(Records from a data collection)

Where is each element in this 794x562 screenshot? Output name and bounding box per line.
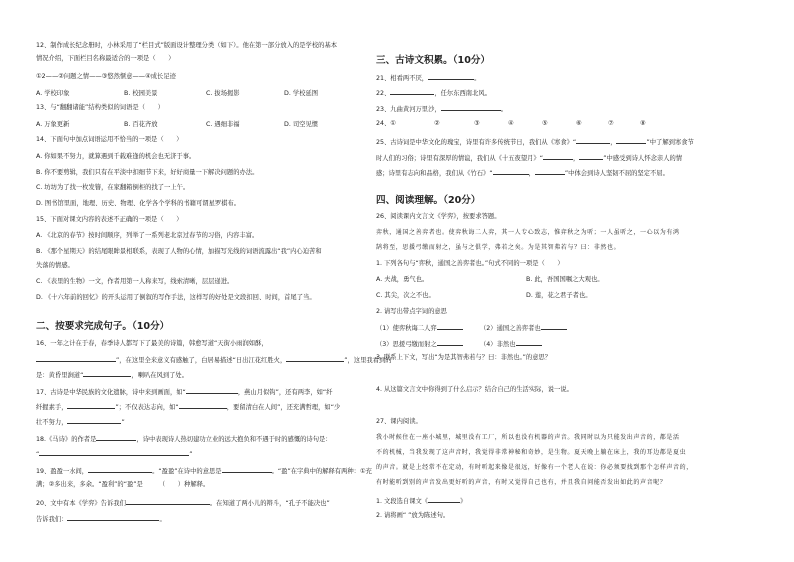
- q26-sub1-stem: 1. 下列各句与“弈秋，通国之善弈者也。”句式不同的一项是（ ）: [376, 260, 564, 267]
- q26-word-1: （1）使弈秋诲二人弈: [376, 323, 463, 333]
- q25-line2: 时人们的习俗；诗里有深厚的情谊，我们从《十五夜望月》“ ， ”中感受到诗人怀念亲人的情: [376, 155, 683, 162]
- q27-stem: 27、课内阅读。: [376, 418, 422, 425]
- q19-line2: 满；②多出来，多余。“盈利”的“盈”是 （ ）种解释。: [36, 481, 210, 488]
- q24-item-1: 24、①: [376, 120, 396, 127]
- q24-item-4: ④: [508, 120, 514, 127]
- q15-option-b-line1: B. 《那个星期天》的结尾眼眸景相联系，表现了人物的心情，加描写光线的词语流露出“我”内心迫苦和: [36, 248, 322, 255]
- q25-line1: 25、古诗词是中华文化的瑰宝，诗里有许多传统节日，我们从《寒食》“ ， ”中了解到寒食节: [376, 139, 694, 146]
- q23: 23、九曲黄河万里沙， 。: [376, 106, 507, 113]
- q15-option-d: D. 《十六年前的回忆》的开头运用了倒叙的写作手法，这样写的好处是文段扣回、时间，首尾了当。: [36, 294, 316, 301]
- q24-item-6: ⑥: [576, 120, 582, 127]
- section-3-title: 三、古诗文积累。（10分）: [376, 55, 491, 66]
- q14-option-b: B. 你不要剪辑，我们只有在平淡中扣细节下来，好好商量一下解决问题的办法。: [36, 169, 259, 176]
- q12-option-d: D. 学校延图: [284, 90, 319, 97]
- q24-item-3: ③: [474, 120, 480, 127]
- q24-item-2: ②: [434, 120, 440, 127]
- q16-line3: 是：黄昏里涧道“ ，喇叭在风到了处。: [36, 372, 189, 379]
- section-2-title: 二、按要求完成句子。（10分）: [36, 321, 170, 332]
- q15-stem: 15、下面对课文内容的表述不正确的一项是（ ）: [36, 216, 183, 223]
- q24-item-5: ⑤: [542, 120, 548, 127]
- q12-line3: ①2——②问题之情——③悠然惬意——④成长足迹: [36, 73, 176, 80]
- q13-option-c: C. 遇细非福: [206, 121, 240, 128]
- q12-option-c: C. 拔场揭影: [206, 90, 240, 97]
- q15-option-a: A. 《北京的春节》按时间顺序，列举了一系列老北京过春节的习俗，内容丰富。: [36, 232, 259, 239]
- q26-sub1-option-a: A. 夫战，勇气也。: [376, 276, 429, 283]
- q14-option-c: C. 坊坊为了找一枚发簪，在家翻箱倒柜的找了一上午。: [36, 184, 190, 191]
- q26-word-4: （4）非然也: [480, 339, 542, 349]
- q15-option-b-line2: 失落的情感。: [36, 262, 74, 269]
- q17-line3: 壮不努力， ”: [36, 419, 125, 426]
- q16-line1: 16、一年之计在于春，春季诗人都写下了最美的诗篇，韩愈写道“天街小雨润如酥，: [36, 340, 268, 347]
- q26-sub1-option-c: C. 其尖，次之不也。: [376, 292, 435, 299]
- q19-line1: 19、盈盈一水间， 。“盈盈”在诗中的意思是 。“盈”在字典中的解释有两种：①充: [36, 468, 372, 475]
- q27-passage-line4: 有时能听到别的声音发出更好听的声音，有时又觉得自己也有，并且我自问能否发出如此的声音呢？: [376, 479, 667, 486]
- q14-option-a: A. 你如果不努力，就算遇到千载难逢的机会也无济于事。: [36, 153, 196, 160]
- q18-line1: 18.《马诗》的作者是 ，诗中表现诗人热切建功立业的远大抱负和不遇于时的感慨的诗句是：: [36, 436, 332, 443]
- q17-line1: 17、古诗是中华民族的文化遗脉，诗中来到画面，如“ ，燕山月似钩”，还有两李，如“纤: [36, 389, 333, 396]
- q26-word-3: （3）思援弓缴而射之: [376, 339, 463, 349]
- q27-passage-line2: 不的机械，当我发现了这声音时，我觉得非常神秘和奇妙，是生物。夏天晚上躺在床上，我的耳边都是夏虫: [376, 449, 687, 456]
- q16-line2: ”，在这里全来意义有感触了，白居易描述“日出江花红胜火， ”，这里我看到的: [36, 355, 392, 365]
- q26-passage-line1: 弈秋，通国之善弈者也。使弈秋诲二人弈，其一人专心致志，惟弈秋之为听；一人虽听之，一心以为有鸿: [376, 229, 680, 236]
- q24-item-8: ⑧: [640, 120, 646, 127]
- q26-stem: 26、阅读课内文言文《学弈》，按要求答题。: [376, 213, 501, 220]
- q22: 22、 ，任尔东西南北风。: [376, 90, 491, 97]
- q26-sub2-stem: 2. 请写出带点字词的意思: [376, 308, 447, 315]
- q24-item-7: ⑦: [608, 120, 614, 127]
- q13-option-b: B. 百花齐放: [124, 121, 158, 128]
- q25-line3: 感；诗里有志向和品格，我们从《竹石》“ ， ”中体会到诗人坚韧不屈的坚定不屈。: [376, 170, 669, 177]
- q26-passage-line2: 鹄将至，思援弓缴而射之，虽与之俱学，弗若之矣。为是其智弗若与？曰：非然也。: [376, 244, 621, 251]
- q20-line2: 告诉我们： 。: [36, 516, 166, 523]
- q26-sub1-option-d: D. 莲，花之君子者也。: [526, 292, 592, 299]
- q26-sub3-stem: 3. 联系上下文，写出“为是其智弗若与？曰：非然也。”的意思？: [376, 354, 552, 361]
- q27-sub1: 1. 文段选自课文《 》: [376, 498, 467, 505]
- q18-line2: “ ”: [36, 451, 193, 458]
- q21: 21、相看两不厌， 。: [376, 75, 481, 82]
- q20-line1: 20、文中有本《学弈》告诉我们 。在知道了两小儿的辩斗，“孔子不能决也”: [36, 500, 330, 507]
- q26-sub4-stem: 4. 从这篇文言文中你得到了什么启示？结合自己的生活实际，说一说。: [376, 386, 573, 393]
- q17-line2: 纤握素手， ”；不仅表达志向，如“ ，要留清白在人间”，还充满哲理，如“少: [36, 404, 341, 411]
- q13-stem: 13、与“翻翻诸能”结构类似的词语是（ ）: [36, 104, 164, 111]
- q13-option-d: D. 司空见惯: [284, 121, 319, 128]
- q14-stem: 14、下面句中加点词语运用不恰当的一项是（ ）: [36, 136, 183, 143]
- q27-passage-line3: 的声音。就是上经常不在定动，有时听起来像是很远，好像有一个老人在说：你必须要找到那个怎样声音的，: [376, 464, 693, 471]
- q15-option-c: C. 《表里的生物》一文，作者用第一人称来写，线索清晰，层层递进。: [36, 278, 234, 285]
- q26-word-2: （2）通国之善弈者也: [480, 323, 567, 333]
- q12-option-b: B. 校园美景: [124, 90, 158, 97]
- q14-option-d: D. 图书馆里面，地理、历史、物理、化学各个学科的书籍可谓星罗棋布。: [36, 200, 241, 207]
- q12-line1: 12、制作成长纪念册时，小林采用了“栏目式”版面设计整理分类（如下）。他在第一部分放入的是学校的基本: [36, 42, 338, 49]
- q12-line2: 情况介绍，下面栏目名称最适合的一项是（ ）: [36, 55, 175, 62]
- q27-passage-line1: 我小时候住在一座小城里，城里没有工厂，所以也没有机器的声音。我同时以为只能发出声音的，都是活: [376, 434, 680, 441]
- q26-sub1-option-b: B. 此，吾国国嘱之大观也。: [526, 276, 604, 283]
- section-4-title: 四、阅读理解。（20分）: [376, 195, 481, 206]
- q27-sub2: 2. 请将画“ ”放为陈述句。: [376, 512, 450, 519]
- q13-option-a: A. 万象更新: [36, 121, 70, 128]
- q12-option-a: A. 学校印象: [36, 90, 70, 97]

--

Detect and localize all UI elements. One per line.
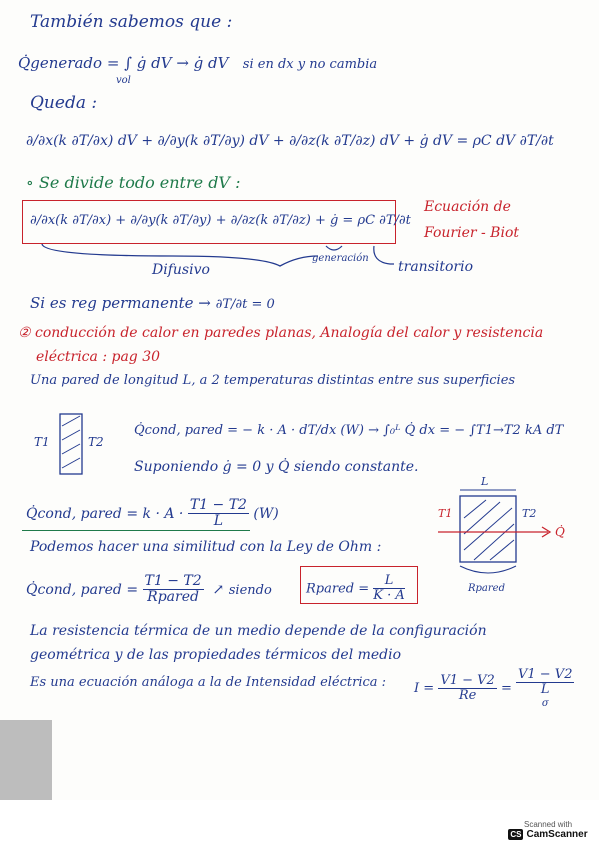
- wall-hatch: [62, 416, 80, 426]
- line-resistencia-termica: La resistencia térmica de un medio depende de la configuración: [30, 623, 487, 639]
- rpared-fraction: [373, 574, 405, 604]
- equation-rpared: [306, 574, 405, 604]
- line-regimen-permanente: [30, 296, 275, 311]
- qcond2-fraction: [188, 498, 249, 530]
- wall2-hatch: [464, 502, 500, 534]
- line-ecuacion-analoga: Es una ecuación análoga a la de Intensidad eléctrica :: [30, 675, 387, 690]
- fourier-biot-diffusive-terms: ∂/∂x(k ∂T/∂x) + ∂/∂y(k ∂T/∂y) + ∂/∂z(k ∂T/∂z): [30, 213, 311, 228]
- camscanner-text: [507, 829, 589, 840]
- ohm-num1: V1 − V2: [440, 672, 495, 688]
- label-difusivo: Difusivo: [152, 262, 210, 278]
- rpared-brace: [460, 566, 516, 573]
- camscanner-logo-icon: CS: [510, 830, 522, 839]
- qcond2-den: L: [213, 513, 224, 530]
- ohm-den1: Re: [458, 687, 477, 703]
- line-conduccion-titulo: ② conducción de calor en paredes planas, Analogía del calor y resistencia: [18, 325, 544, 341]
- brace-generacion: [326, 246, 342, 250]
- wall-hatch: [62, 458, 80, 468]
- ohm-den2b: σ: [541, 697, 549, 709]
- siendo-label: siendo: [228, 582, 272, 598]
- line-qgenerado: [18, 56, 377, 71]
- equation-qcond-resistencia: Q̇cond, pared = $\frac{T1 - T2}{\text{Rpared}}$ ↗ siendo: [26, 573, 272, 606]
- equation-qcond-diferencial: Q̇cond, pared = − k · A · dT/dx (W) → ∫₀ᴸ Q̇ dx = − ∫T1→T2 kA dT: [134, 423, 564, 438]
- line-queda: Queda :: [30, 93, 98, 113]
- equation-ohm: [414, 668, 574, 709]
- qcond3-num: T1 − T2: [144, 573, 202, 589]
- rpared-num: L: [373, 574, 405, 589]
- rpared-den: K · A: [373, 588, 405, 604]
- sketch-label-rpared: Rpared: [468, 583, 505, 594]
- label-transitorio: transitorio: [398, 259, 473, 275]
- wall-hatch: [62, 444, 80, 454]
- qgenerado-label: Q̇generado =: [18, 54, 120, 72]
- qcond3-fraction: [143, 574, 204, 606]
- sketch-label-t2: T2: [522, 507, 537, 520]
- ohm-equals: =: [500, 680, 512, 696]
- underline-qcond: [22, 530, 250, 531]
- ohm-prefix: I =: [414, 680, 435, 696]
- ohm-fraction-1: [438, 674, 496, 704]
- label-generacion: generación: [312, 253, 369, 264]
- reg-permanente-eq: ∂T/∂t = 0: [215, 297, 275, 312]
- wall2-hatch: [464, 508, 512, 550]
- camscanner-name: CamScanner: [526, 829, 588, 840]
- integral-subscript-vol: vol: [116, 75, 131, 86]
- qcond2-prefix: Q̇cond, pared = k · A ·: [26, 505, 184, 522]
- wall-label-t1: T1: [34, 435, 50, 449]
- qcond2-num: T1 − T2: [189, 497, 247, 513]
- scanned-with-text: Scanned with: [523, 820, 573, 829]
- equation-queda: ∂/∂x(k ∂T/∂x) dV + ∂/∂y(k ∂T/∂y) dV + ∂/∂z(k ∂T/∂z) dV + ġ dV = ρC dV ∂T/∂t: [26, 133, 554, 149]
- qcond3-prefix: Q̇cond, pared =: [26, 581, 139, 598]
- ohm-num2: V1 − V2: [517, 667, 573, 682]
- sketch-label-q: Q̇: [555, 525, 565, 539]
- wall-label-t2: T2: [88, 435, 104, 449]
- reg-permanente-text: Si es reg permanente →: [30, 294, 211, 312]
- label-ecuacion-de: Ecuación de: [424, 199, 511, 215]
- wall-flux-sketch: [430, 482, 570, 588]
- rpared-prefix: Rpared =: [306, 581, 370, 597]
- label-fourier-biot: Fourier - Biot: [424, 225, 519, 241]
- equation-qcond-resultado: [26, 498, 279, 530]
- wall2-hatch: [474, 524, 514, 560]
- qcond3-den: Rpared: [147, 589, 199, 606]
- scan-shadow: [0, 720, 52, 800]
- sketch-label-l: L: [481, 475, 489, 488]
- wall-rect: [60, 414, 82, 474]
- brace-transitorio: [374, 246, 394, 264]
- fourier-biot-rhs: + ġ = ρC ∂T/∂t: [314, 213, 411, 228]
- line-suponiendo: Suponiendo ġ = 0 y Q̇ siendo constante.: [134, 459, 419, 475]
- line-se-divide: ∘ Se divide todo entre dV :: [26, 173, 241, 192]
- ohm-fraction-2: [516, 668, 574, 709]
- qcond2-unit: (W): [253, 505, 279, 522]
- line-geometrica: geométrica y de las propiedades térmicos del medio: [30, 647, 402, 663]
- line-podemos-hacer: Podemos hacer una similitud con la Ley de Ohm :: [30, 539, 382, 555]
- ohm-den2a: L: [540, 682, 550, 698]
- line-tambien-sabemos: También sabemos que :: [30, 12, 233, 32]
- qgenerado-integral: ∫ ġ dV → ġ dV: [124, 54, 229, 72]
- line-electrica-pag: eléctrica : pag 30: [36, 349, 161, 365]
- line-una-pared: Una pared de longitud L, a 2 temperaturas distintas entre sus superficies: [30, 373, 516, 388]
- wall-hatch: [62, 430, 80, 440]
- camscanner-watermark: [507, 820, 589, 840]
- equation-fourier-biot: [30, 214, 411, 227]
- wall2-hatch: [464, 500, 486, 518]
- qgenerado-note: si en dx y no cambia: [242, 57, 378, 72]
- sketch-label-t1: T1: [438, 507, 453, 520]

◆ **THE EXERCISE**: Return the stretch of records that begins with the line containing "- wall-hatch: [62, 416, 80, 426]" and ends with the line containing "- qcond2-den: L: [213, 513, 224, 530]", reproducing each of those lines without any change.

◆ **WRITTEN RESPONSE**:
- wall-hatch: [62, 416, 80, 426]
- line-resistencia-termica: La resistencia térmica de un medio depende de la configuración: [30, 623, 487, 639]
- rpared-fraction: [373, 574, 405, 604]
- equation-rpared: [306, 574, 405, 604]
- line-regimen-permanente: [30, 296, 275, 311]
- qcond2-fraction: [188, 498, 249, 530]
- wall2-hatch: [464, 502, 500, 534]
- line-ecuacion-analoga: Es una ecuación análoga a la de Intensidad eléctrica :: [30, 675, 387, 690]
- fourier-biot-diffusive-terms: ∂/∂x(k ∂T/∂x) + ∂/∂y(k ∂T/∂y) + ∂/∂z(k ∂T/∂z): [30, 213, 311, 228]
- camscanner-text: [507, 829, 589, 840]
- ohm-num1: V1 − V2: [440, 672, 495, 688]
- label-difusivo: Difusivo: [152, 262, 210, 278]
- rpared-brace: [460, 566, 516, 573]
- camscanner-logo-icon: CS: [510, 830, 522, 839]
- qcond2-den: L: [213, 513, 224, 530]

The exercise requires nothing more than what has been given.